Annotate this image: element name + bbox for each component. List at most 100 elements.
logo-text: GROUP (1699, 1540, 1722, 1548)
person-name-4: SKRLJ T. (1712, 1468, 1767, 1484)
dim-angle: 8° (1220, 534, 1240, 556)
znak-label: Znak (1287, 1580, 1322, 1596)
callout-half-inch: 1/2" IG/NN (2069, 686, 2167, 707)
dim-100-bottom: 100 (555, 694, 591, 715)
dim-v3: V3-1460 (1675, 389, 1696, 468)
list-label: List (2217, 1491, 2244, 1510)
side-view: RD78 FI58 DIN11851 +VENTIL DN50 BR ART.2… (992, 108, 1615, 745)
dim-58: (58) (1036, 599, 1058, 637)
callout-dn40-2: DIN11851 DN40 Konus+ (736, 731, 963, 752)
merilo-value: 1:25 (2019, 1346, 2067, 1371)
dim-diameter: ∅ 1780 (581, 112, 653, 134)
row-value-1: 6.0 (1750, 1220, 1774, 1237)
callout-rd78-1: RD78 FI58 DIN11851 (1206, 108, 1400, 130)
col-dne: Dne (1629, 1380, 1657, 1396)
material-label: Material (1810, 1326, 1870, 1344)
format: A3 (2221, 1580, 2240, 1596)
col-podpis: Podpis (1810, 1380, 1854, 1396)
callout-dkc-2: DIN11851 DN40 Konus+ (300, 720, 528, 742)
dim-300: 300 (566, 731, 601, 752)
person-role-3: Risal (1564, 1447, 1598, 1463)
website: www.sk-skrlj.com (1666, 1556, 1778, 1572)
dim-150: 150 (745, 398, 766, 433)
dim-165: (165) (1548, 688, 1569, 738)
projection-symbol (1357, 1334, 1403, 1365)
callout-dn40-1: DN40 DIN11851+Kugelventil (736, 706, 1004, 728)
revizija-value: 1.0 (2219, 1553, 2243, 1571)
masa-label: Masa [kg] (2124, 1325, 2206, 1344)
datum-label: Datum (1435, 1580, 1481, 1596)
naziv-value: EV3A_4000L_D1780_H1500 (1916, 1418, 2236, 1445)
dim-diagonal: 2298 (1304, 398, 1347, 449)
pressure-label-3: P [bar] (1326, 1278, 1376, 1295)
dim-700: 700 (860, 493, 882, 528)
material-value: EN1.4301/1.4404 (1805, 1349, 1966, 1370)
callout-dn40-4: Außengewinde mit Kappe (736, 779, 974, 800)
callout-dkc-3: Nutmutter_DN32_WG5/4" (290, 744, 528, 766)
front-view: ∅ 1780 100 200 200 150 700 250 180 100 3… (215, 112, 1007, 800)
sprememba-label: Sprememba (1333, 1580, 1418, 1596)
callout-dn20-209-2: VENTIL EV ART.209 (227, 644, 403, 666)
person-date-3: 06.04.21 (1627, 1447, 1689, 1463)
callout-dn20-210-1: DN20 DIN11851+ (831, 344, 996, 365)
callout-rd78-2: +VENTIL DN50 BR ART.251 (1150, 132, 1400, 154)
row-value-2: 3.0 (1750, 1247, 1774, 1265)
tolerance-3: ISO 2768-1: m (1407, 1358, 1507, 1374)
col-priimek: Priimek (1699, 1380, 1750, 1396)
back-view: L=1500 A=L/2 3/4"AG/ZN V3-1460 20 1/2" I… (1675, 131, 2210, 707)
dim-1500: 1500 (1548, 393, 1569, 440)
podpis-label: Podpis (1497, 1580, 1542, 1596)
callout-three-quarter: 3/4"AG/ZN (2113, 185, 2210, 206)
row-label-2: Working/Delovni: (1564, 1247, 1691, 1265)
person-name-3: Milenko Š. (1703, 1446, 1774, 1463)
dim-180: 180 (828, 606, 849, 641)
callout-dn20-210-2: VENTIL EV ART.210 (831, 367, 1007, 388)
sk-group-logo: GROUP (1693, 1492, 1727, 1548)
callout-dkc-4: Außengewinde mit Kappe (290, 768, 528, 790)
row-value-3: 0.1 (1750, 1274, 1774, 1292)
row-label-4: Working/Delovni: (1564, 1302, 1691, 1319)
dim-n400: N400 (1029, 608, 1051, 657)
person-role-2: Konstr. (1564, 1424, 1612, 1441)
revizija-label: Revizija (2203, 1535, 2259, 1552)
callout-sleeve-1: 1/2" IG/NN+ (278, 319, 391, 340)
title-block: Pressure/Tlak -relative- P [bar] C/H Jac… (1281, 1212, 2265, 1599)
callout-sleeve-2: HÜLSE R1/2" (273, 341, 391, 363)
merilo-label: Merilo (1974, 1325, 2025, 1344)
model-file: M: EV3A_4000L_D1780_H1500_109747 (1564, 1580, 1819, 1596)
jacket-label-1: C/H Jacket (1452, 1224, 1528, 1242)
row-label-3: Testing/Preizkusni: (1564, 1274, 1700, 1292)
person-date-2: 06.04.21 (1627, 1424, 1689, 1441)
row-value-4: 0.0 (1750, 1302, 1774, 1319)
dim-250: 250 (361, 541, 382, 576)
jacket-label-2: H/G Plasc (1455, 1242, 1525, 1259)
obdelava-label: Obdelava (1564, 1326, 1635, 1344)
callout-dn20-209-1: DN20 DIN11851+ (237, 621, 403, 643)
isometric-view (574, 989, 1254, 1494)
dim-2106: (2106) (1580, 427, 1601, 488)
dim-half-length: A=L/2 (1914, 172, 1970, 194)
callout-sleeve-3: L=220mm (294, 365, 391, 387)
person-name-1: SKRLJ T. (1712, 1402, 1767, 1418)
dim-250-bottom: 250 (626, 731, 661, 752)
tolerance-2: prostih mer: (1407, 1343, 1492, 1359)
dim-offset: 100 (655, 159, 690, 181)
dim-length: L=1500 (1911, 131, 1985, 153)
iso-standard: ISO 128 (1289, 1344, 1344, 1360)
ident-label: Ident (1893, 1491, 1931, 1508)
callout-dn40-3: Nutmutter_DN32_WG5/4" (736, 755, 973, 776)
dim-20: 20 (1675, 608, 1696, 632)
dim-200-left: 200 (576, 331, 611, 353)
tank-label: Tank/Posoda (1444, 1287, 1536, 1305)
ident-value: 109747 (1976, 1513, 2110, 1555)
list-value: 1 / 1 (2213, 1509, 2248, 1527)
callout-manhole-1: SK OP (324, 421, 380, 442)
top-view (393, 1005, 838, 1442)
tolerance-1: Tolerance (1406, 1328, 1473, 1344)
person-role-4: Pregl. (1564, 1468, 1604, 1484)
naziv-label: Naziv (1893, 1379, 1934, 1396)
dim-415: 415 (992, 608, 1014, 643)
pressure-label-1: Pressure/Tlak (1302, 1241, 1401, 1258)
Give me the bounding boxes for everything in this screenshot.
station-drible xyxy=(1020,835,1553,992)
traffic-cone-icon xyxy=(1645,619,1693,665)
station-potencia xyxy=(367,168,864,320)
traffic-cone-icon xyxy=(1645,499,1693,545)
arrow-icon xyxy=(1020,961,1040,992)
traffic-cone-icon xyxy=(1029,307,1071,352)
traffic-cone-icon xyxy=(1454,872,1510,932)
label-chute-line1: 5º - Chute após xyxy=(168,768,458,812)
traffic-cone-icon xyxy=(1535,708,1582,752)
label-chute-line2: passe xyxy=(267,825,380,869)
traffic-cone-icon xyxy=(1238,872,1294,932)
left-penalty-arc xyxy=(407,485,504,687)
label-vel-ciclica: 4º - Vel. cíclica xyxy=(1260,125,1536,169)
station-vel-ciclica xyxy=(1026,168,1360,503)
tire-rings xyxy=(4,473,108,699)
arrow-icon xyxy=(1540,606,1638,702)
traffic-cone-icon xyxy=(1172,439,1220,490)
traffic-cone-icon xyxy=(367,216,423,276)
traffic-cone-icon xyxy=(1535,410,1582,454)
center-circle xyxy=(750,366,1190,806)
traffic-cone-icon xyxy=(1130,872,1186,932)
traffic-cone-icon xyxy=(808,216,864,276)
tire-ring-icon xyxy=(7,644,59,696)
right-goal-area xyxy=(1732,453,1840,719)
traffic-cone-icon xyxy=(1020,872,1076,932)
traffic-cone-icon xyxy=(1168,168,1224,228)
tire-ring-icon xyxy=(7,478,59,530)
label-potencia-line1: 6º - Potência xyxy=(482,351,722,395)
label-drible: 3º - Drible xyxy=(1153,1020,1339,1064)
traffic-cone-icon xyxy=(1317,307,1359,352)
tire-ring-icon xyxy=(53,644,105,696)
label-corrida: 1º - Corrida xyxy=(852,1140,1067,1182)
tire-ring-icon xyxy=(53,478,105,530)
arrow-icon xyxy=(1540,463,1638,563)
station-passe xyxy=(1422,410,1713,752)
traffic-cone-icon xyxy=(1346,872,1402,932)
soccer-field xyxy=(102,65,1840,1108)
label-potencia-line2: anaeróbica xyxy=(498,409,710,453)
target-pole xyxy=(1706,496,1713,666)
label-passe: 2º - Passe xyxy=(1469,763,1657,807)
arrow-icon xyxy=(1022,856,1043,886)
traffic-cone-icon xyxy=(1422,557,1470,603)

# # # #

TASK
Please copy the rows above, starting with the first one and ending with the line that contains "686, 2167, 707)", both ends included, with every character unchanged.

THE ANSWER
Annotate this image: element name + bbox for each component. List at most 100 elements.
logo-text: GROUP (1699, 1540, 1722, 1548)
person-name-4: SKRLJ T. (1712, 1468, 1767, 1484)
dim-angle: 8° (1220, 534, 1240, 556)
znak-label: Znak (1287, 1580, 1322, 1596)
callout-half-inch: 1/2" IG/NN (2069, 686, 2167, 707)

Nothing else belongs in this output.